======== SOURCE EXCERPT

On Sat, 2012-03-24 at 11:45 +0530, Subrata Biswas wrote:
> Dear All,
> I am a MTech student at Indain Institute of Technology, Roorkee. I
> want to do my GSoC12 project under your guidance. I am writing this
> mail for a basic review and feedback on my project idea before formal
> submission.
> 
> This project idea is mainly concentrated on improvement or addition a
> new feature in the gcc compiler.
> 
> ----------------------------------------------------------------------
> Problem Statement:
> ----------------------------------------------------------------------
> GCC compiler is the most popular c compiler. If there is a small bug
> in the program, the gcc shows the error and did not generate the
> executable (out) file. Even a small mistake done by a programmer made
> his program execution impossible which means an unfinished assignment
> !!! This case is not at all programmer friendly. This project idea is
> based on this problem faced by programmers. Here I shall try to make
> our favorite gcc compiler more programmer friendly.

================

◆ TASK PROMPT: Reproduce everything from "On Sat, 2012-03-24" down to "the gcc compiler." in the GSoC proposal email, word for word.

======== ENTRIES SUPPLIED

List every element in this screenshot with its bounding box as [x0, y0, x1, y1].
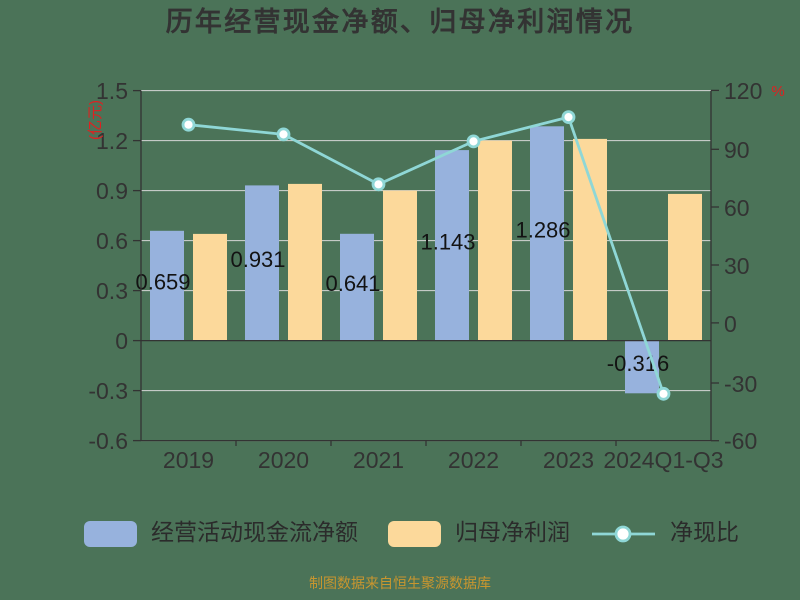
svg-text:2020: 2020	[258, 447, 309, 473]
svg-text:净现比: 净现比	[670, 519, 739, 545]
svg-text:0.659: 0.659	[135, 270, 190, 295]
svg-text:%: %	[771, 83, 784, 100]
svg-text:历年经营现金净额、归母净利润情况: 历年经营现金净额、归母净利润情况	[166, 6, 635, 37]
svg-text:(亿元): (亿元)	[87, 100, 104, 140]
svg-text:-0.316: -0.316	[607, 351, 669, 376]
svg-text:0: 0	[115, 328, 128, 354]
svg-text:0.9: 0.9	[96, 178, 128, 204]
svg-text:60: 60	[724, 195, 750, 221]
svg-text:-30: -30	[724, 371, 757, 397]
svg-text:0.6: 0.6	[96, 228, 128, 254]
svg-text:1.143: 1.143	[420, 229, 475, 254]
svg-text:2024Q1-Q3: 2024Q1-Q3	[603, 447, 723, 473]
svg-text:-0.3: -0.3	[88, 378, 128, 404]
svg-text:制图数据来自恒生聚源数据库: 制图数据来自恒生聚源数据库	[309, 575, 491, 591]
svg-text:0: 0	[724, 311, 737, 337]
svg-text:归母净利润: 归母净利润	[455, 519, 570, 545]
svg-text:1.286: 1.286	[515, 218, 570, 243]
svg-text:90: 90	[724, 137, 750, 163]
svg-text:2022: 2022	[448, 447, 499, 473]
svg-text:30: 30	[724, 253, 750, 279]
svg-text:-0.6: -0.6	[88, 428, 128, 454]
svg-text:0.641: 0.641	[325, 271, 380, 296]
svg-text:2019: 2019	[163, 447, 214, 473]
svg-text:2023: 2023	[543, 447, 594, 473]
svg-text:0.3: 0.3	[96, 278, 128, 304]
svg-text:2021: 2021	[353, 447, 404, 473]
svg-text:0.931: 0.931	[230, 247, 285, 272]
svg-text:120: 120	[724, 78, 762, 104]
svg-text:经营活动现金流净额: 经营活动现金流净额	[151, 519, 358, 545]
svg-text:-60: -60	[724, 428, 757, 454]
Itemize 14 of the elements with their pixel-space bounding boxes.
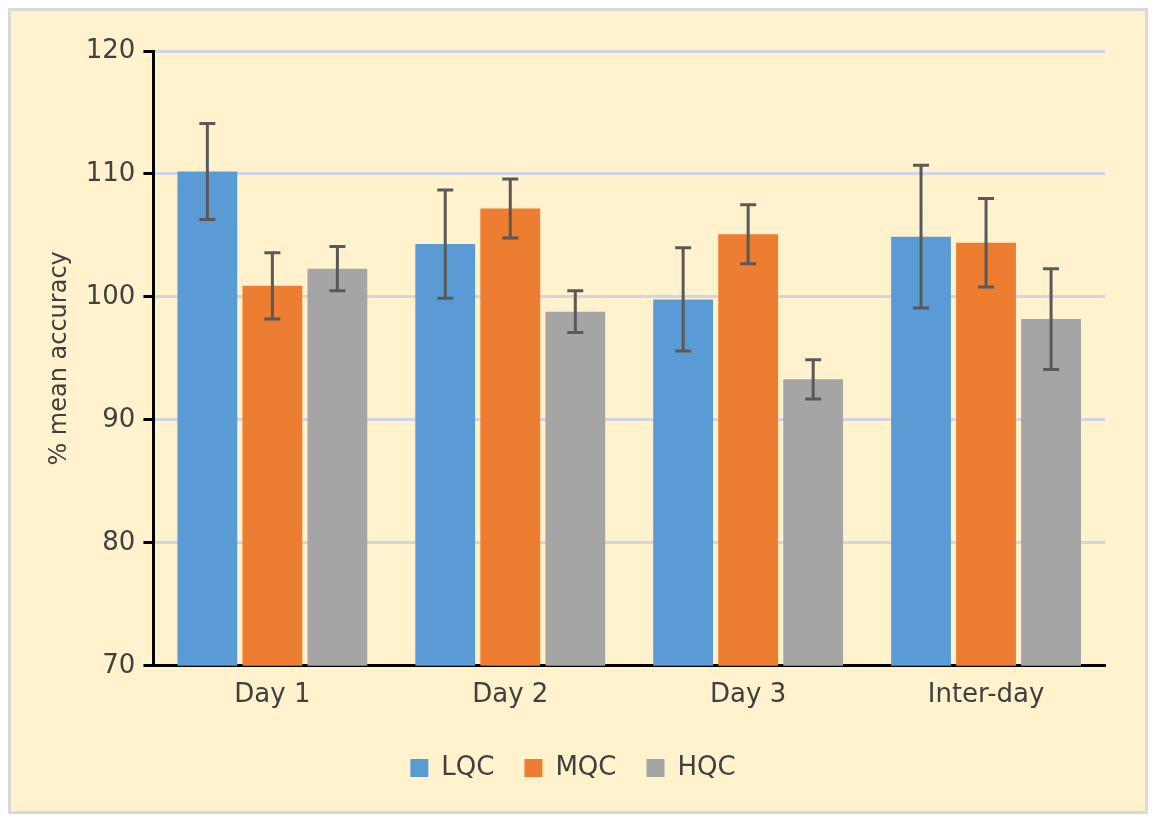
legend-label: HQC [677,750,736,781]
legend-label: LQC [441,750,495,781]
x-tick-label: Day 1 [234,678,311,709]
y-tick-label: 120 [85,33,136,64]
y-tick-label: 80 [102,525,136,556]
y-tick-label: 110 [85,156,136,187]
x-tick-label: Day 2 [472,678,549,709]
y-tick-label: 70 [102,648,136,679]
y-axis-title: % mean accuracy [43,251,72,466]
legend-label: MQC [555,750,617,781]
y-tick-label: 100 [85,279,136,310]
x-tick-label: Inter-day [927,678,1045,709]
x-tick-label: Day 3 [710,678,787,709]
y-tick-label: 90 [102,402,136,433]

================

◆ OUTPUT:
On Sat, 2012-03-24 at 11:45 +0530, Subrata Biswas wrote:
> Dear All,
> I am a MTech student at Indain Institute of Technology, Roorkee. I
> want to do my GSoC12 project under your guidance. I am writing this
> mail for a basic review and feedback on my project idea before formal
> submission.
> 
> This project idea is mainly concentrated on improvement or addition a
> new feature in the gcc compiler.